### [The problem]
Count every line that has the word "衰变通式为" in it; give no more than the number.

Entries taken from a collection
/---
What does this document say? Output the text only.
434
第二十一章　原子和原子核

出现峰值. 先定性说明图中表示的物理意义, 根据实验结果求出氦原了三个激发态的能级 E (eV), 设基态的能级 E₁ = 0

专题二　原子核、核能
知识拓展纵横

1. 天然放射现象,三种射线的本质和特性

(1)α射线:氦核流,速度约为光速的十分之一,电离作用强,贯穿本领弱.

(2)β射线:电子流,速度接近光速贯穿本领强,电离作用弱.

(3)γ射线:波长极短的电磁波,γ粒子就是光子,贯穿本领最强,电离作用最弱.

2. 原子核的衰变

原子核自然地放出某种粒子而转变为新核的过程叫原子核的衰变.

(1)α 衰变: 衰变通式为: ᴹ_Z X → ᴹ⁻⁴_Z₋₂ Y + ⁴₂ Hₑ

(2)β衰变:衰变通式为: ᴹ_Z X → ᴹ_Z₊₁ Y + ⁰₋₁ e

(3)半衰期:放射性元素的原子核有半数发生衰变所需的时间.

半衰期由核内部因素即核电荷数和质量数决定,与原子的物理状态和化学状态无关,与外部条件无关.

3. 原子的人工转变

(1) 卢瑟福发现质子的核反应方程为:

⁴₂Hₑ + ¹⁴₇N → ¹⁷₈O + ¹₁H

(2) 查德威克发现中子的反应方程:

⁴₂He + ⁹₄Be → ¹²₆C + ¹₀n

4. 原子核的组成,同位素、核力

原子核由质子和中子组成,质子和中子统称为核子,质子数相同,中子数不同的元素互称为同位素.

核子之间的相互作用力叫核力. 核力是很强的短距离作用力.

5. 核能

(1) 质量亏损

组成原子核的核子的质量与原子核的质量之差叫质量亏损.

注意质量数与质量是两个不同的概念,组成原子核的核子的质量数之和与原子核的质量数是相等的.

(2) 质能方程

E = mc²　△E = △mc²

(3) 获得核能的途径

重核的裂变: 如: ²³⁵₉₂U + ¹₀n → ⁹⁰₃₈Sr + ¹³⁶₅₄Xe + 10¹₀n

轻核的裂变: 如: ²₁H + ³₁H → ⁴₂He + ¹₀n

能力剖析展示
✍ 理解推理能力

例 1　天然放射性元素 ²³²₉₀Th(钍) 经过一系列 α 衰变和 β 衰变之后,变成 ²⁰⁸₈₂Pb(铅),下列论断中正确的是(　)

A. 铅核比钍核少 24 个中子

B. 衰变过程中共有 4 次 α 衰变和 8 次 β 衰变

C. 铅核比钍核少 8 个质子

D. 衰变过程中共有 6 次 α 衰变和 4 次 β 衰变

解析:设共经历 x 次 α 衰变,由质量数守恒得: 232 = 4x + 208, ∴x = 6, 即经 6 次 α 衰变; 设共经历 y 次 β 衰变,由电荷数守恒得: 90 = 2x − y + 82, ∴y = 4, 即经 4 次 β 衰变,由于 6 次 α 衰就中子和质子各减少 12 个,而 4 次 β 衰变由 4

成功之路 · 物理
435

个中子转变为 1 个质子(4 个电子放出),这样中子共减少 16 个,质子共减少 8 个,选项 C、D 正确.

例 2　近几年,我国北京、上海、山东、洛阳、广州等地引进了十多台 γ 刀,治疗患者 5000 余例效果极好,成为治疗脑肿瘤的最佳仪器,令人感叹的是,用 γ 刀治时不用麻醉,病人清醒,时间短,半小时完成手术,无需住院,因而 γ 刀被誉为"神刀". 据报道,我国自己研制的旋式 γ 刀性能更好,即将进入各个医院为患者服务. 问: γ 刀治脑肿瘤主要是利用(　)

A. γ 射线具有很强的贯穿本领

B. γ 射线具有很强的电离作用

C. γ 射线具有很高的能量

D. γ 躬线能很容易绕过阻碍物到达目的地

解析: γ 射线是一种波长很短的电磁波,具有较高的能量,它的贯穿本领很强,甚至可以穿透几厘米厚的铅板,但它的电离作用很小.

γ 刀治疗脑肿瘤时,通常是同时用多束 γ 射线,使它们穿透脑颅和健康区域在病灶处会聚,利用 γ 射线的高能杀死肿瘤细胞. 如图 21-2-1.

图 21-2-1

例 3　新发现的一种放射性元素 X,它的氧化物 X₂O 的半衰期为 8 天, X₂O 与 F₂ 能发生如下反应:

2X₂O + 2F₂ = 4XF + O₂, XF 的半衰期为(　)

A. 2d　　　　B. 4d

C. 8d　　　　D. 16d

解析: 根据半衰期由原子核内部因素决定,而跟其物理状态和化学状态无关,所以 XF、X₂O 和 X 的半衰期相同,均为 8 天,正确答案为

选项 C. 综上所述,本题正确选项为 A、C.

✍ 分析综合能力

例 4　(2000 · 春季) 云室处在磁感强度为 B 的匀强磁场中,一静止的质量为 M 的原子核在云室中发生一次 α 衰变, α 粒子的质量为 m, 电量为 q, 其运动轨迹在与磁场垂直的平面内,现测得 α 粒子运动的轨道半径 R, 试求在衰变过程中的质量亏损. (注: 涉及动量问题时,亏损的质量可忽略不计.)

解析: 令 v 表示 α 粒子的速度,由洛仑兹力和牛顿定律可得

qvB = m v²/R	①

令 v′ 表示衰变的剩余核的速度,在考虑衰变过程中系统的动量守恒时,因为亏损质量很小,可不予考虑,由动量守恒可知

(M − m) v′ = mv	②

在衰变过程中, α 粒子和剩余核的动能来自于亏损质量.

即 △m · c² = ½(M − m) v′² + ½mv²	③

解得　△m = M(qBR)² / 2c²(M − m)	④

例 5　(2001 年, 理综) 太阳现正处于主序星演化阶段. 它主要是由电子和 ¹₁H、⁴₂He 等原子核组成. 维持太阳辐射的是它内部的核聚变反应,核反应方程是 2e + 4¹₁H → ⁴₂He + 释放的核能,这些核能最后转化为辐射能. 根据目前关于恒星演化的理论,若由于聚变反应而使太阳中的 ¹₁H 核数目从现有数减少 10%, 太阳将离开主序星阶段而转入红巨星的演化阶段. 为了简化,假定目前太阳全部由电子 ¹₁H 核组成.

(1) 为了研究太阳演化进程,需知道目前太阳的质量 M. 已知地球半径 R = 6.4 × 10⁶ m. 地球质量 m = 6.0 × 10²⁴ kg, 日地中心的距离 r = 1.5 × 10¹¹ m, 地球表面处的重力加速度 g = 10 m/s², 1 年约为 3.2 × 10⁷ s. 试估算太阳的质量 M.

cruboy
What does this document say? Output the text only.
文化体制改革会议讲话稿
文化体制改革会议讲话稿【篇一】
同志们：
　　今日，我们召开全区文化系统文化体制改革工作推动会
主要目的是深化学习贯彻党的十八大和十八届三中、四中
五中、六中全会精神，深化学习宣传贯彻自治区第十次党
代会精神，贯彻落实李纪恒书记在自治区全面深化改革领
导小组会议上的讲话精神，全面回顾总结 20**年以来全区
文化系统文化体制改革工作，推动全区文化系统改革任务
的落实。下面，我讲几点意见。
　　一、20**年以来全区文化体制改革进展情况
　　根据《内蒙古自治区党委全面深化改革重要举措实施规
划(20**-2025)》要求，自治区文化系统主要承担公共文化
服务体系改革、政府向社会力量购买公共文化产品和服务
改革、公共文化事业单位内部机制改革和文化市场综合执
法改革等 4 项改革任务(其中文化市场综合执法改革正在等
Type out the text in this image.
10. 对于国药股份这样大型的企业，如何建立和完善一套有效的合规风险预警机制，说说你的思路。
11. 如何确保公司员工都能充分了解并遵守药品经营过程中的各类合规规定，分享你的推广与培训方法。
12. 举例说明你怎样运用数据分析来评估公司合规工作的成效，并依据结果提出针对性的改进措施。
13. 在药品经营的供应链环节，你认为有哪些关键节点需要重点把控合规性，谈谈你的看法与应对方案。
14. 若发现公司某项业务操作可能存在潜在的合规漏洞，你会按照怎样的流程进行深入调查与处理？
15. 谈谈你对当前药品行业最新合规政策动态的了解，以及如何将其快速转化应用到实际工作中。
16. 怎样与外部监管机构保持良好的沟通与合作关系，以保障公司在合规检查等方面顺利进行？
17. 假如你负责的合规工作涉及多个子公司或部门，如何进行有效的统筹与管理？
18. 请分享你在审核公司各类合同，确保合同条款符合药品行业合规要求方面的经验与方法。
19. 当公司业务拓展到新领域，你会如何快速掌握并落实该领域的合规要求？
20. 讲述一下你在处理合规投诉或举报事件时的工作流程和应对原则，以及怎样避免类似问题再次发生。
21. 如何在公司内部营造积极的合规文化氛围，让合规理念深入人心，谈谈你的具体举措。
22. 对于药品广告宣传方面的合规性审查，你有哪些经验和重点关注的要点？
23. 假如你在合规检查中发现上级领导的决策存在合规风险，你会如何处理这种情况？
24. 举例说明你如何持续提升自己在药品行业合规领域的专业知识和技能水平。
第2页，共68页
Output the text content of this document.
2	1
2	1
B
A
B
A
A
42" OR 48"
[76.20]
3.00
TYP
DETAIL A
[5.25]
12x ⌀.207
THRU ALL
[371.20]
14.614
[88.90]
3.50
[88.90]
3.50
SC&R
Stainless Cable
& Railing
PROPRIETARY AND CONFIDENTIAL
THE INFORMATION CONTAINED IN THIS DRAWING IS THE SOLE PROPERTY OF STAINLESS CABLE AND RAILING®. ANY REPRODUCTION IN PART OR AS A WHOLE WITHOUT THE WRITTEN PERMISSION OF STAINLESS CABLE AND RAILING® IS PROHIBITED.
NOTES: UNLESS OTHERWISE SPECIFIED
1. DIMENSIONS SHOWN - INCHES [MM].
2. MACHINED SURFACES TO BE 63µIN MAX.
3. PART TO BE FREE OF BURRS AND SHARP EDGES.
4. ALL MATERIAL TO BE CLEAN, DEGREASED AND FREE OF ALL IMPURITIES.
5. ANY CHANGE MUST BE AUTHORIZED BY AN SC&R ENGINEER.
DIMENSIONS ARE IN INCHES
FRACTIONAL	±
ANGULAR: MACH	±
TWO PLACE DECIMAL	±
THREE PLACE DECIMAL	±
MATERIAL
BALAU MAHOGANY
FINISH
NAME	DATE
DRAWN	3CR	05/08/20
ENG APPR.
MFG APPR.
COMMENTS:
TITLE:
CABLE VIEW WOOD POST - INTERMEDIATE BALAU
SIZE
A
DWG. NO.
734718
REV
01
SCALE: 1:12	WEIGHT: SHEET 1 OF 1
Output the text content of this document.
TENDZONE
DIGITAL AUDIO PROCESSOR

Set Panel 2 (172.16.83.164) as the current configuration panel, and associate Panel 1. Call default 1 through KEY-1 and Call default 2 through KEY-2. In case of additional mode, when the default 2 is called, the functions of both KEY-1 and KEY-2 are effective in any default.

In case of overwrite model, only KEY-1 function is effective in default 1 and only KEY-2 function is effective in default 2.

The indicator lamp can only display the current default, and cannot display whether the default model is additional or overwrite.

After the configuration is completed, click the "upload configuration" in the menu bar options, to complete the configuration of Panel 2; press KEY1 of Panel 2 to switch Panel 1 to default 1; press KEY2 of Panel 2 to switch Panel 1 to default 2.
\---
### [Exercise result]
2